### YOUR TASK
Retype exactly the line holding "Decode this image" and each line that follows, down to the last one. Exclude pictures.

### Stored dataset items
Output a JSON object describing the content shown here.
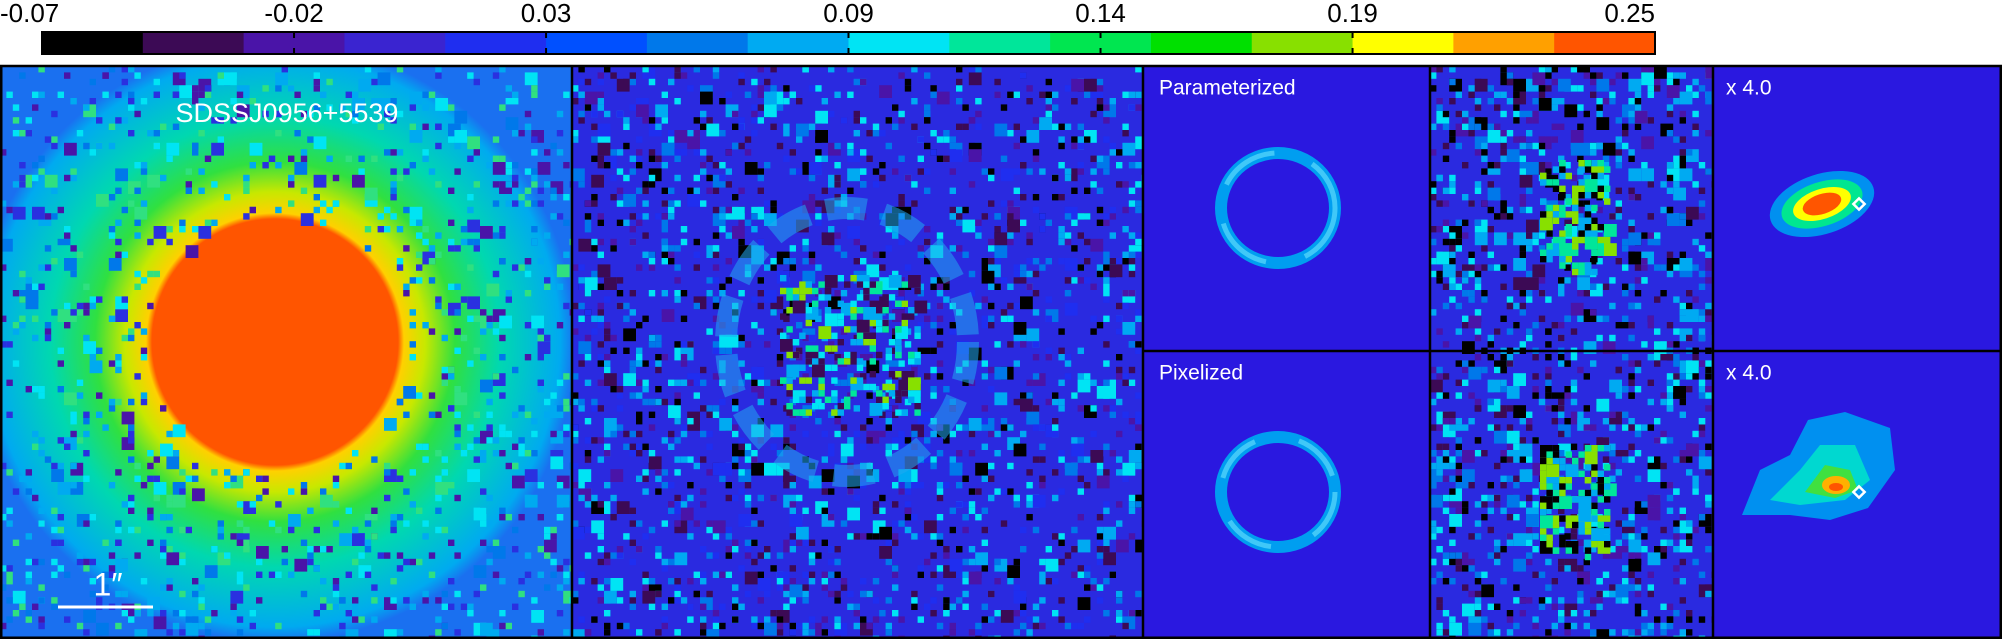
{
  "colorbar": {
    "lim": [
      -0.07,
      0.25
    ],
    "ticks": [
      -0.07,
      -0.02,
      0.03,
      0.09,
      0.14,
      0.19,
      0.25
    ],
    "colors": [
      "#000000",
      "#3c0a55",
      "#4a14a8",
      "#3a24d0",
      "#1f2ef0",
      "#0050ff",
      "#0078ea",
      "#00aaf2",
      "#00e4f4",
      "#00e69a",
      "#00e650",
      "#00e000",
      "#88e000",
      "#ffff00",
      "#ffa000",
      "#ff5500"
    ]
  },
  "panels": {
    "lens_name": "SDSSJ0956+5539",
    "scale_bar": "1″",
    "top_model": "Parameterized",
    "bottom_model": "Pixelized",
    "top_zoom": "x 4.0",
    "bottom_zoom": "x 4.0"
  }
}
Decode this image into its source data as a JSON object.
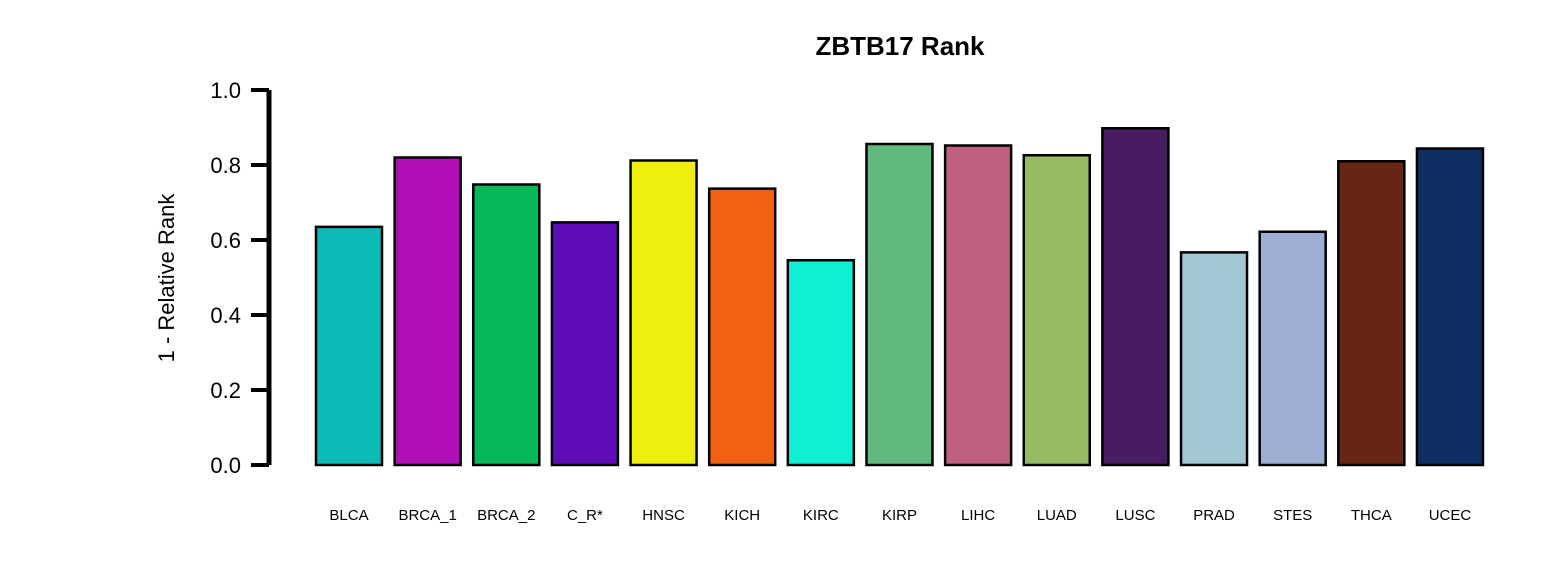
{
  "chart_data": {
    "type": "bar",
    "title": "ZBTB17 Rank",
    "xlabel": "",
    "ylabel": "1 - Relative Rank",
    "ylim": [
      0,
      1.0
    ],
    "yticks": [
      "0.0",
      "0.2",
      "0.4",
      "0.6",
      "0.8",
      "1.0"
    ],
    "grid": false,
    "legend": "none",
    "categories": [
      "BLCA",
      "BRCA_1",
      "BRCA_2",
      "C_R*",
      "HNSC",
      "KICH",
      "KIRC",
      "KIRP",
      "LIHC",
      "LUAD",
      "LUSC",
      "PRAD",
      "STES",
      "THCA",
      "UCEC"
    ],
    "values": [
      0.635,
      0.82,
      0.748,
      0.647,
      0.812,
      0.737,
      0.546,
      0.856,
      0.852,
      0.826,
      0.898,
      0.567,
      0.622,
      0.81,
      0.844
    ],
    "colors": [
      "#0BBBB6",
      "#B40DBA",
      "#08B858",
      "#5E0BB8",
      "#EFEF0D",
      "#F26011",
      "#0EEFD4",
      "#60BA80",
      "#BD617F",
      "#97BB62",
      "#471C60",
      "#A2C6D4",
      "#A0AED3",
      "#672514",
      "#0F2F64"
    ]
  }
}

### ANSWER FOR THE TASK
Decode this image into its source data as a JSON object.
{
  "chart_data": {
    "type": "bar",
    "title": "ZBTB17 Rank",
    "xlabel": "",
    "ylabel": "1 - Relative Rank",
    "ylim": [
      0,
      1.0
    ],
    "yticks": [
      "0.0",
      "0.2",
      "0.4",
      "0.6",
      "0.8",
      "1.0"
    ],
    "grid": false,
    "legend": "none",
    "categories": [
      "BLCA",
      "BRCA_1",
      "BRCA_2",
      "C_R*",
      "HNSC",
      "KICH",
      "KIRC",
      "KIRP",
      "LIHC",
      "LUAD",
      "LUSC",
      "PRAD",
      "STES",
      "THCA",
      "UCEC"
    ],
    "values": [
      0.635,
      0.82,
      0.748,
      0.647,
      0.812,
      0.737,
      0.546,
      0.856,
      0.852,
      0.826,
      0.898,
      0.567,
      0.622,
      0.81,
      0.844
    ],
    "colors": [
      "#0BBBB6",
      "#B40DBA",
      "#08B858",
      "#5E0BB8",
      "#EFEF0D",
      "#F26011",
      "#0EEFD4",
      "#60BA80",
      "#BD617F",
      "#97BB62",
      "#471C60",
      "#A2C6D4",
      "#A0AED3",
      "#672514",
      "#0F2F64"
    ]
  }
}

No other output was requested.